• Material for this task
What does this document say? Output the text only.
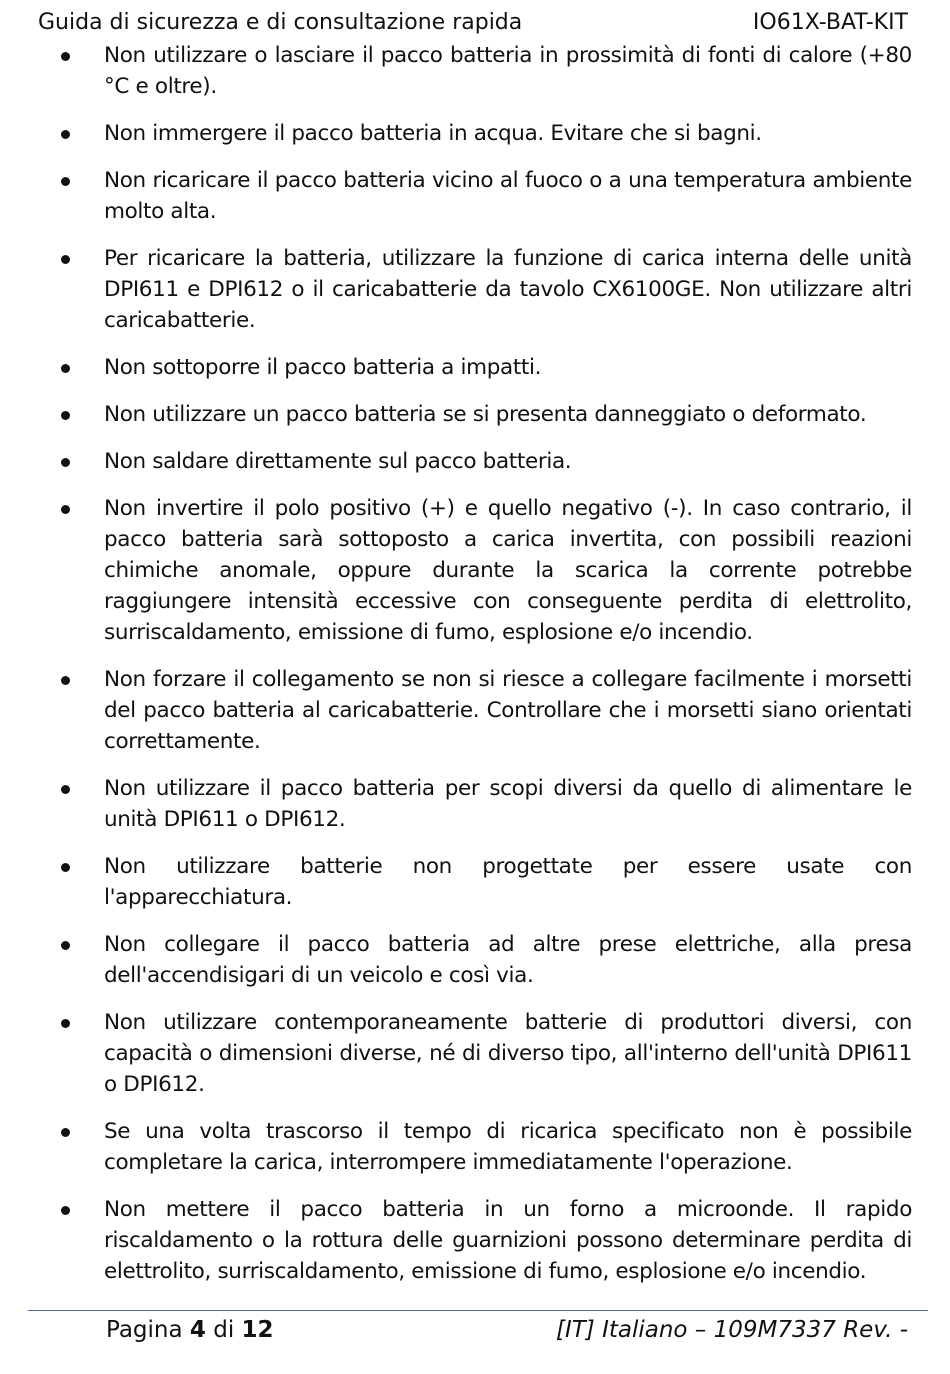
Guida di sicurezza e di consultazione rapida	IO61X-BAT-KIT
Non utilizzare o lasciare il pacco batteria in prossimità di fonti di calore (+80 °C e oltre).
Non immergere il pacco batteria in acqua. Evitare che si bagni.
Non ricaricare il pacco batteria vicino al fuoco o a una temperatura ambiente molto alta.
Per ricaricare la batteria, utilizzare la funzione di carica interna delle unità DPI611 e DPI612 o il caricabatterie da tavolo CX6100GE. Non utilizzare altri caricabatterie.
Non sottoporre il pacco batteria a impatti.
Non utilizzare un pacco batteria se si presenta danneggiato o deformato.
Non saldare direttamente sul pacco batteria.
Non invertire il polo positivo (+) e quello negativo (-). In caso contrario, il pacco batteria sarà sottoposto a carica invertita, con possibili reazioni chimiche anomale, oppure durante la scarica la corrente potrebbe raggiungere intensità eccessive con conseguente perdita di elettrolito, surriscaldamento, emissione di fumo, esplosione e/o incendio.
Non forzare il collegamento se non si riesce a collegare facilmente i morsetti del pacco batteria al caricabatterie. Controllare che i morsetti siano orientati correttamente.
Non utilizzare il pacco batteria per scopi diversi da quello di alimentare le unità DPI611 o DPI612.
Non utilizzare batterie non progettate per essere usate con l'apparecchiatura.
Non collegare il pacco batteria ad altre prese elettriche, alla presa dell'accendisigari di un veicolo e così via.
Non utilizzare contemporaneamente batterie di produttori diversi, con capacità o dimensioni diverse, né di diverso tipo, all'interno dell'unità DPI611 o DPI612.
Se una volta trascorso il tempo di ricarica specificato non è possibile completare la carica, interrompere immediatamente l'operazione.
Non mettere il pacco batteria in un forno a microonde. Il rapido riscaldamento o la rottura delle guarnizioni possono determinare perdita di elettrolito, surriscaldamento, emissione di fumo, esplosione e/o incendio.
Pagina 4 di 12	[IT] Italiano – 109M7337 Rev. -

• Prompt
Where does the word "emissione" appear? Return each line that holds it.

• Correct answer
Non invertire il polo positivo (+) e quello negativo (-). In caso contrario, il pacco batteria sarà sottoposto a carica invertita, con possibili reazioni chimiche anomale, oppure durante la scarica la corrente potrebbe raggiungere intensità eccessive con conseguente perdita di elettrolito, surriscaldamento, emissione di fumo, esplosione e/o incendio.
Non mettere il pacco batteria in un forno a microonde. Il rapido riscaldamento o la rottura delle guarnizioni possono determinare perdita di elettrolito, surriscaldamento, emissione di fumo, esplosione e/o incendio.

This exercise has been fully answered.